--- START INPUT MATERIAL ---

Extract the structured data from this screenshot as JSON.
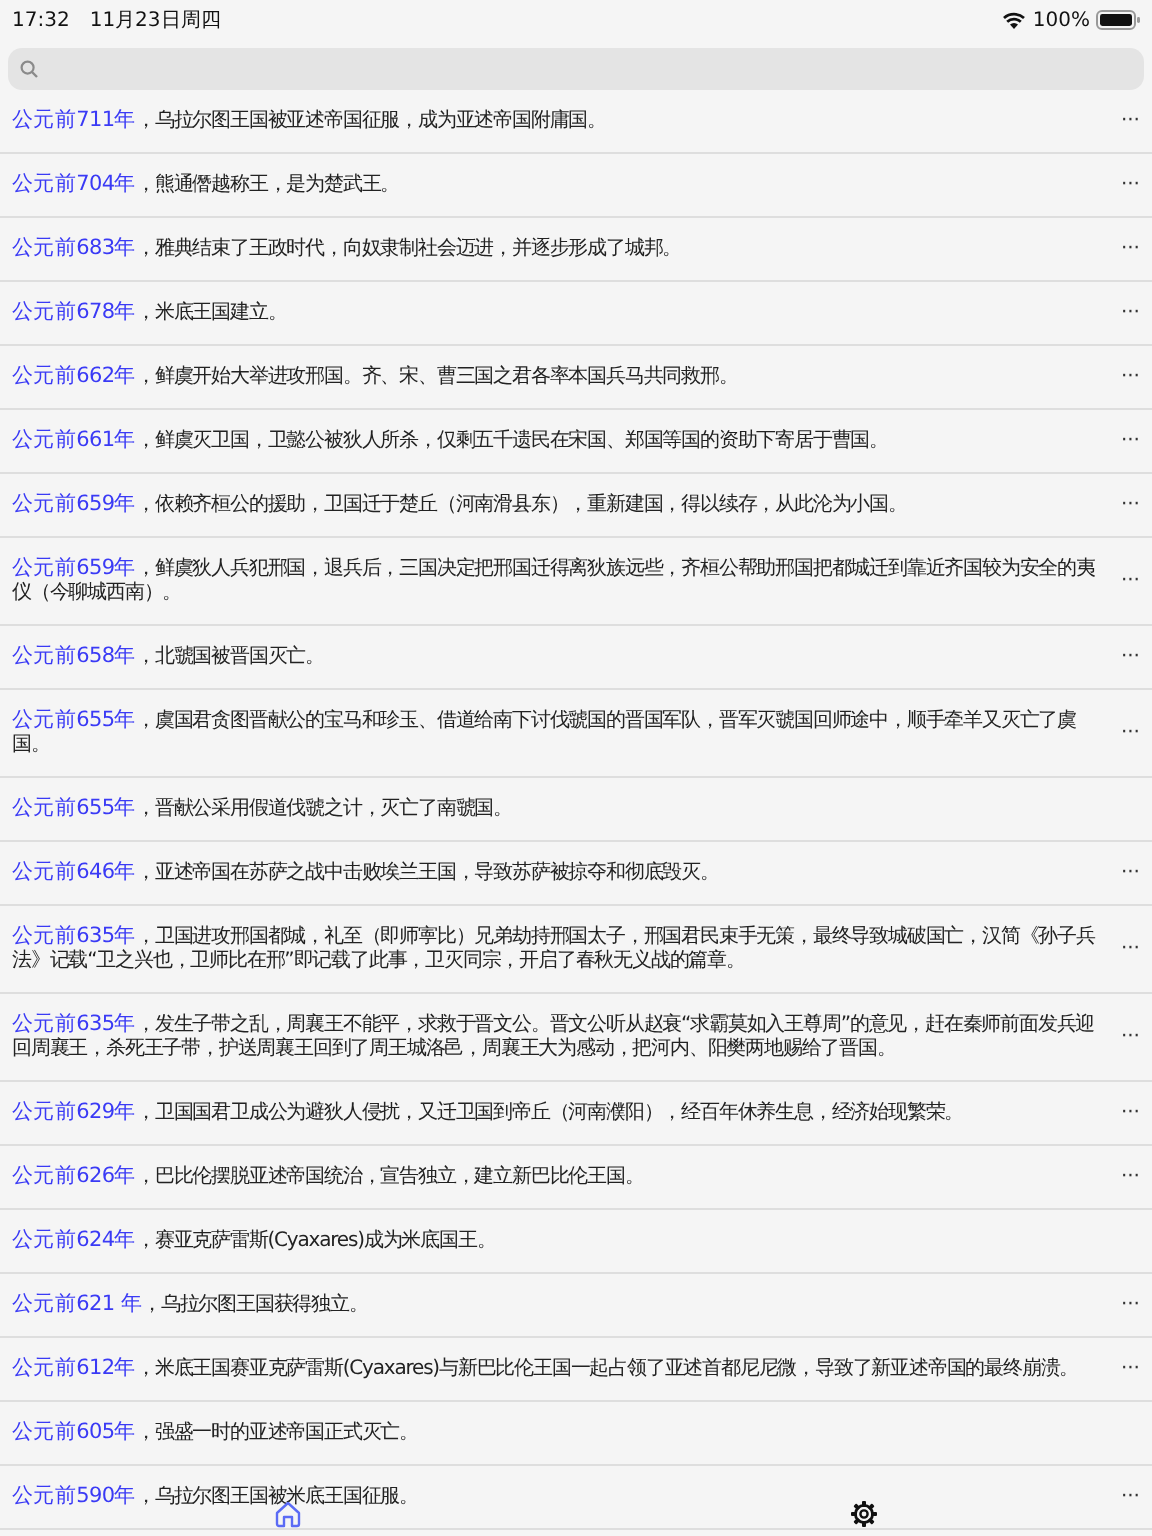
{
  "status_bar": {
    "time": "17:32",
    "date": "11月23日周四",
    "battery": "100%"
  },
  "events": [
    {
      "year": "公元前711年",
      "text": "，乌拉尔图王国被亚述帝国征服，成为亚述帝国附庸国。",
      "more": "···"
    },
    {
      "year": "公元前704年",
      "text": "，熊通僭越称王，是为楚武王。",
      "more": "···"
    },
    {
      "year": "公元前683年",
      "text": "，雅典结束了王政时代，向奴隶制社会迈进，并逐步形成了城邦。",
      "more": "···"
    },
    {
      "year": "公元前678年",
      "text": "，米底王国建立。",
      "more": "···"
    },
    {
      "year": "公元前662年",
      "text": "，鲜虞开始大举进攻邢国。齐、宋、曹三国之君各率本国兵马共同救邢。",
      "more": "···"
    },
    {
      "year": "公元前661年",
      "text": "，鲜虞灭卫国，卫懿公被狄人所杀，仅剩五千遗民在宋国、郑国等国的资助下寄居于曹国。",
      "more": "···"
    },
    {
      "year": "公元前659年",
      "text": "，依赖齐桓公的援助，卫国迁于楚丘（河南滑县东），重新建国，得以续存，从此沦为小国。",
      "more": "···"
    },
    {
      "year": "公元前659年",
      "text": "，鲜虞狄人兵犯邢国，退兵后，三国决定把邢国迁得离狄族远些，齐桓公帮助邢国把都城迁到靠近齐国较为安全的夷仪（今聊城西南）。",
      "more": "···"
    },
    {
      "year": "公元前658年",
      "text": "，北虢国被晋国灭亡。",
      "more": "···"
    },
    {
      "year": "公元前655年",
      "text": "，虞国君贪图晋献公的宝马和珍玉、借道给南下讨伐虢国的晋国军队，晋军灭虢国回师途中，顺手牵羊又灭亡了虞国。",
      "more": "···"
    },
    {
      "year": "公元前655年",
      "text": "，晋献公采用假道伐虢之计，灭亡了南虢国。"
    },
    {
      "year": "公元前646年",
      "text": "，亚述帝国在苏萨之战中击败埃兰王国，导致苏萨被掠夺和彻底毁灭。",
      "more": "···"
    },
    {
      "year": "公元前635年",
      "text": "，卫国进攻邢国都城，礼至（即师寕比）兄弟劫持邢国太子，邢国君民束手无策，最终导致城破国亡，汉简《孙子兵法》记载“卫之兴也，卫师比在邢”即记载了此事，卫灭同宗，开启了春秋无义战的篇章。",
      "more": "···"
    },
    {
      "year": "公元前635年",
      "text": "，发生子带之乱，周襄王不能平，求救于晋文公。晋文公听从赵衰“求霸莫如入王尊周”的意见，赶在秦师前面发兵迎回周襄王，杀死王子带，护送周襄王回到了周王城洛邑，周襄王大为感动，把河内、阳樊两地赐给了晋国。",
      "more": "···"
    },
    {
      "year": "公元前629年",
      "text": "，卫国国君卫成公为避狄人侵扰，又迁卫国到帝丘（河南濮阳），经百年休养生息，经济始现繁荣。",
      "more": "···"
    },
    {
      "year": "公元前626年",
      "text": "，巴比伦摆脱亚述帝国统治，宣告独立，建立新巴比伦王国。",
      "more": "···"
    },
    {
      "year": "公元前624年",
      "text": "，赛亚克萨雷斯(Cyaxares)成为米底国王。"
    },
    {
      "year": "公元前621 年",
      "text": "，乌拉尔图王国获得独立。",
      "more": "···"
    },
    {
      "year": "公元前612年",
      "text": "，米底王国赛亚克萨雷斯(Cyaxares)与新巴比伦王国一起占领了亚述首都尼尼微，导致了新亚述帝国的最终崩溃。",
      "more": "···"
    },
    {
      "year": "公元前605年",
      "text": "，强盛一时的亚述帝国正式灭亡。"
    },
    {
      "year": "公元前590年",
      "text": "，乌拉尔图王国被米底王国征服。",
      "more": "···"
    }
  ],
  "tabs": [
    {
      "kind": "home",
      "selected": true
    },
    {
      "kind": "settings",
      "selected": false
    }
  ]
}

--- END INPUT MATERIAL ---

Extract each line from the entries above that contains the string "Cyaxares".

## REPLY TO THE EXERCISE
      "text": "，赛亚克萨雷斯(Cyaxares)成为米底国王。"
      "text": "，米底王国赛亚克萨雷斯(Cyaxares)与新巴比伦王国一起占领了亚述首都尼尼微，导致了新亚述帝国的最终崩溃。",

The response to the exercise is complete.